> PROBLEM REQUIREMENTS
From the listing below, count the lines where the string "value" occurs. Give the number, with no other words.

> MATERIAL TO PROCESS
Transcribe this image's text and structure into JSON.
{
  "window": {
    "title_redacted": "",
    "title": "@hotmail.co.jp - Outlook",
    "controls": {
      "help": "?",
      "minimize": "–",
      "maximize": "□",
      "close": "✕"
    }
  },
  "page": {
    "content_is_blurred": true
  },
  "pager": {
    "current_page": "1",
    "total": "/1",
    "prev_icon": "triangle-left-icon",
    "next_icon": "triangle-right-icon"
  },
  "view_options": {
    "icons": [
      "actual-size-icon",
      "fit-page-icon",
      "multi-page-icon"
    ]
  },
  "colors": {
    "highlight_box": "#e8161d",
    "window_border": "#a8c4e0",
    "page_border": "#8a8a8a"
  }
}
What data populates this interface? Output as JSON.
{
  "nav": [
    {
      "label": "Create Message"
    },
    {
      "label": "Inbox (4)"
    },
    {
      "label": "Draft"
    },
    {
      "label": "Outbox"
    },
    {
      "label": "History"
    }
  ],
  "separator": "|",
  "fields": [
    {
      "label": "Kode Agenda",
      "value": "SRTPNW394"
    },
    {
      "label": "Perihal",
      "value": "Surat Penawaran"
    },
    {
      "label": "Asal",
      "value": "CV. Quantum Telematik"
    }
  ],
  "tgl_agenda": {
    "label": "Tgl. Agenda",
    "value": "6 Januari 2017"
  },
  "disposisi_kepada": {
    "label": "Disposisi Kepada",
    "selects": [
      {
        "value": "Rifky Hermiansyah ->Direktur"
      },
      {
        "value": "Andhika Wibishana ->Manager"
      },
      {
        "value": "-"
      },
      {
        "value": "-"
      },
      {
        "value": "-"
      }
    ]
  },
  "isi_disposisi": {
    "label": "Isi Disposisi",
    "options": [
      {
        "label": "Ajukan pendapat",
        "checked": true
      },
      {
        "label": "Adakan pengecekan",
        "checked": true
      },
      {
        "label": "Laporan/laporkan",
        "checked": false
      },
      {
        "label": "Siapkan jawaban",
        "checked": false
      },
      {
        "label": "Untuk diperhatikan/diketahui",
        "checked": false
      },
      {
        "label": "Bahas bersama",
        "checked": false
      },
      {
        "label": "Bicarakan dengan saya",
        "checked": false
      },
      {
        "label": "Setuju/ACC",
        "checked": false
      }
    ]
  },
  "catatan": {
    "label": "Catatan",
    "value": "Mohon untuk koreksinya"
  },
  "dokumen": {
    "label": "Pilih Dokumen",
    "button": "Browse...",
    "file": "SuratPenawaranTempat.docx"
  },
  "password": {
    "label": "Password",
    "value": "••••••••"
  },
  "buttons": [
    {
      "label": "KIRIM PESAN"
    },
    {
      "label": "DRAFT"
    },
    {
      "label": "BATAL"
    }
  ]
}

> OUTPUT FOR THIS EXERCISE
11